▶ **Task requirements**: Would you pull out every line of the material that contains the string "privés"?

Dataset records

● ● ● ● ●

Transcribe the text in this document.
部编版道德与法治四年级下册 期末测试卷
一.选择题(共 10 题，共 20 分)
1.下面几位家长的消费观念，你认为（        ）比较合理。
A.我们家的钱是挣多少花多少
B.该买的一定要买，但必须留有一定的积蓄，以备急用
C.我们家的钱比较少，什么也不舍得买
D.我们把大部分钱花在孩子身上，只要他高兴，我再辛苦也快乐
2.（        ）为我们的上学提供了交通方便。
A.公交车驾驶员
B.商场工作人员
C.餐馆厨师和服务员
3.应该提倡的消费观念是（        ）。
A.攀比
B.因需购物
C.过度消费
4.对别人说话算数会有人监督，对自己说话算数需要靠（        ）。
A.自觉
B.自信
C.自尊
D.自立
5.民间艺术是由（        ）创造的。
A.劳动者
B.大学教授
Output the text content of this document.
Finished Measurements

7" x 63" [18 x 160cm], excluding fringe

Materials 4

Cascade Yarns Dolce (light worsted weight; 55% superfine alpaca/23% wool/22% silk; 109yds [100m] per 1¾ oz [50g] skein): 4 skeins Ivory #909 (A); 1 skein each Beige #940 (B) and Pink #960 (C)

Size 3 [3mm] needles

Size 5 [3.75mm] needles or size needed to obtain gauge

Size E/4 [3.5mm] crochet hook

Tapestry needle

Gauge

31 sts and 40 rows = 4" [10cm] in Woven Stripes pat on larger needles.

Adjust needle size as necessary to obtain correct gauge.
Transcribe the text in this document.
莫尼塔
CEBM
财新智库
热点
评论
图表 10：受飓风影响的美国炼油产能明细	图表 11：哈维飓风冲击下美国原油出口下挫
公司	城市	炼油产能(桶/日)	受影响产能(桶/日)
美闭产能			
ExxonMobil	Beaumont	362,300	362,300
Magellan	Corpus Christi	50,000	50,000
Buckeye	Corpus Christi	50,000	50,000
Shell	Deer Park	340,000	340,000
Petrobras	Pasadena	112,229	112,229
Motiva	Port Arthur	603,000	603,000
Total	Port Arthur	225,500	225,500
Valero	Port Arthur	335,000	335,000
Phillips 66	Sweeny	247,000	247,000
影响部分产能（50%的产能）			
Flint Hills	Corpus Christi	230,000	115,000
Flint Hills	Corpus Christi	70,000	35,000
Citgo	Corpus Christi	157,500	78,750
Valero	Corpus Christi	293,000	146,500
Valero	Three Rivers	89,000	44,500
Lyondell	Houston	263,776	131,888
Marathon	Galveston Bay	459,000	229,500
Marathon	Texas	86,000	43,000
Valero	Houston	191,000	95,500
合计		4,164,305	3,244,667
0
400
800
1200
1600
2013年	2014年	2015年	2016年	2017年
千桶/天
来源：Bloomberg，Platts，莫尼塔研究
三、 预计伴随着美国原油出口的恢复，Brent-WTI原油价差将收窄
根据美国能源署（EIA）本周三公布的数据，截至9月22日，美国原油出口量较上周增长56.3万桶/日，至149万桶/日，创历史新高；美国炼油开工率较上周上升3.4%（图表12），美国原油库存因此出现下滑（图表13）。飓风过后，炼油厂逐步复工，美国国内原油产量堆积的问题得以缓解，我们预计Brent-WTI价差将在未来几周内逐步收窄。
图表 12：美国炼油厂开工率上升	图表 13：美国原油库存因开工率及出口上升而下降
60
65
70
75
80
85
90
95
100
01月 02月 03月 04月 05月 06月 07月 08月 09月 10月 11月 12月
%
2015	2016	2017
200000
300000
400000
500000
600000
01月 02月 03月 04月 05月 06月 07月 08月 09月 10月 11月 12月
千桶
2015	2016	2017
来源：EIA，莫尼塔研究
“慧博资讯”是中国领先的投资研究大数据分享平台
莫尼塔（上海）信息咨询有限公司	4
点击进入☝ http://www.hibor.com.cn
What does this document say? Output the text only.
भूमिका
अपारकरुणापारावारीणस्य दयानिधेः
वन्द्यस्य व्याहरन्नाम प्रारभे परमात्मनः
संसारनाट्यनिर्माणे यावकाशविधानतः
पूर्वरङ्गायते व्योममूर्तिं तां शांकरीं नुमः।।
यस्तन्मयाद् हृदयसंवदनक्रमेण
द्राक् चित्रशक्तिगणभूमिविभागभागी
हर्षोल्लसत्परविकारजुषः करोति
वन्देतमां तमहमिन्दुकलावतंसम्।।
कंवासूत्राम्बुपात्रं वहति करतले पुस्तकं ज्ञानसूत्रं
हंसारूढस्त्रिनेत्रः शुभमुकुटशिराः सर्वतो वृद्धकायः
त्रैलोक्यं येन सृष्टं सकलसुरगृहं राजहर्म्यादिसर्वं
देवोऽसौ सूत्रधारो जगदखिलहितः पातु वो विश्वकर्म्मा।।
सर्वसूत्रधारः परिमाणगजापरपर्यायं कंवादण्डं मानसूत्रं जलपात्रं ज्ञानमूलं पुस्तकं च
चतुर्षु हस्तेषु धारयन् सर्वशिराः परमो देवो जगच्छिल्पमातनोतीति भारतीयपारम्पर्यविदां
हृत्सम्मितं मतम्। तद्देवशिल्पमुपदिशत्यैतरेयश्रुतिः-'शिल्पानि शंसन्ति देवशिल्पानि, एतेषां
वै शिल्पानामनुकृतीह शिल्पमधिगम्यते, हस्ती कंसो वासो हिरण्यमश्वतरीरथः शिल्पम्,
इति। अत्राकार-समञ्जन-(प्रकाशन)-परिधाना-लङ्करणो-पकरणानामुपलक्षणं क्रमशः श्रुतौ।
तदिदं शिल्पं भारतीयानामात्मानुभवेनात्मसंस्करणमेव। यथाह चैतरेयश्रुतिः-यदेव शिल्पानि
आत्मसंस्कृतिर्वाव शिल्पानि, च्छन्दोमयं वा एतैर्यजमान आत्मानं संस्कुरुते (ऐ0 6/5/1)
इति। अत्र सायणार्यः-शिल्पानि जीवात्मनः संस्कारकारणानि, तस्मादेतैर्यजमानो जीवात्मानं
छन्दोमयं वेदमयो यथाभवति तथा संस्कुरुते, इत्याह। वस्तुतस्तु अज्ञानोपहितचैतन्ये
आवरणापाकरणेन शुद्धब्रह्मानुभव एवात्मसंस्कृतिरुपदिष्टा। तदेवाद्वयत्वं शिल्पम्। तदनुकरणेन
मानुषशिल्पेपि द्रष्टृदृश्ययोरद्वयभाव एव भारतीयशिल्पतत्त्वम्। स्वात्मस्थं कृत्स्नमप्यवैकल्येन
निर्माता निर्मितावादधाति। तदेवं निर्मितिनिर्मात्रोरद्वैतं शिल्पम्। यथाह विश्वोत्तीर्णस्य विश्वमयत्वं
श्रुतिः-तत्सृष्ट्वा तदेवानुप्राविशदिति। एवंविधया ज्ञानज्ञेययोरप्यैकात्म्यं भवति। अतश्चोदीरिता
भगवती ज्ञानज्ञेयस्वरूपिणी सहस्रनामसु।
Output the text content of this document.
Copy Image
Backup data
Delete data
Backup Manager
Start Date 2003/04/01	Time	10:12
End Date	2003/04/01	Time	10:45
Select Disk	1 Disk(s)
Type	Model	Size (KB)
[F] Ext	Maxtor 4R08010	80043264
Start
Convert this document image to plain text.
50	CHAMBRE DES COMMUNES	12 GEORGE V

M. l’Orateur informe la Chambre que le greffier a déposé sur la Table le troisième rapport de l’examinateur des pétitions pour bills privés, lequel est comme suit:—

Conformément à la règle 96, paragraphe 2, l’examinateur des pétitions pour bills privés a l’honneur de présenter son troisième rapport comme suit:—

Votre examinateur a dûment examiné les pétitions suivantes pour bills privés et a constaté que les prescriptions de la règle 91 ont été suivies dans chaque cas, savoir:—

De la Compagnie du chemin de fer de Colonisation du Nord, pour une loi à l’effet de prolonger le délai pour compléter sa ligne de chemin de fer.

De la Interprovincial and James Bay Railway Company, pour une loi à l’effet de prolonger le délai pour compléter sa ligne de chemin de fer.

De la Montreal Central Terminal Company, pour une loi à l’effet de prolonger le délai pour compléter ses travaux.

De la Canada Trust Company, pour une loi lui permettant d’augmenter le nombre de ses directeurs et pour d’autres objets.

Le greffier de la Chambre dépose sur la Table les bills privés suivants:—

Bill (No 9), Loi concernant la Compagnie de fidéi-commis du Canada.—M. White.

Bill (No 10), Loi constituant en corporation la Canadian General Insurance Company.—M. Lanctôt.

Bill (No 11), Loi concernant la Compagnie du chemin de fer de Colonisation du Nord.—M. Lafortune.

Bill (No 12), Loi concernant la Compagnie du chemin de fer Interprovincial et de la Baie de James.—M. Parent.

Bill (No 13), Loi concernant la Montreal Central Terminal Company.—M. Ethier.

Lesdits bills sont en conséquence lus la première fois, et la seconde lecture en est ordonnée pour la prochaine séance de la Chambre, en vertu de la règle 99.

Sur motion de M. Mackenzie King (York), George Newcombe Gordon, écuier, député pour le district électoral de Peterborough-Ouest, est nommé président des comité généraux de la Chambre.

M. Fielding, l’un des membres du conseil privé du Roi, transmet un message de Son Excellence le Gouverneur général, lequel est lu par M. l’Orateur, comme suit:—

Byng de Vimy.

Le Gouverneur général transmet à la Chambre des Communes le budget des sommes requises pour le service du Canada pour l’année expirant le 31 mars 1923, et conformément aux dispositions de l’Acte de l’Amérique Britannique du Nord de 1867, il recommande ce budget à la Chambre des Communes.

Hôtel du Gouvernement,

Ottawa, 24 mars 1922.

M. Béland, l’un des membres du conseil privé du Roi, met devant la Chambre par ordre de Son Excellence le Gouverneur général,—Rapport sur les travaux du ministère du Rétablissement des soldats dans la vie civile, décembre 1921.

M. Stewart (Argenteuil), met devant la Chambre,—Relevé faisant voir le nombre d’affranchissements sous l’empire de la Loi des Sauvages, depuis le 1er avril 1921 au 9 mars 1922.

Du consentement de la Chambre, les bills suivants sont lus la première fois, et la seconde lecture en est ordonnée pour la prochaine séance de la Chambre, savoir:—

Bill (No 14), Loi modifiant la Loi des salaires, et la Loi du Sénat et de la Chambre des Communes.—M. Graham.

● ● ● ● ●

▶ **Solved exercise**:
M. l’Orateur informe la Chambre que le greffier a déposé sur la Table le troisième rapport de l’examinateur des pétitions pour bills privés, lequel est comme suit:—
Conformément à la règle 96, paragraphe 2, l’examinateur des pétitions pour bills privés a l’honneur de présenter son troisième rapport comme suit:—
Votre examinateur a dûment examiné les pétitions suivantes pour bills privés et a constaté que les prescriptions de la règle 91 ont été suivies dans chaque cas, savoir:—
Le greffier de la Chambre dépose sur la Table les bills privés suivants:—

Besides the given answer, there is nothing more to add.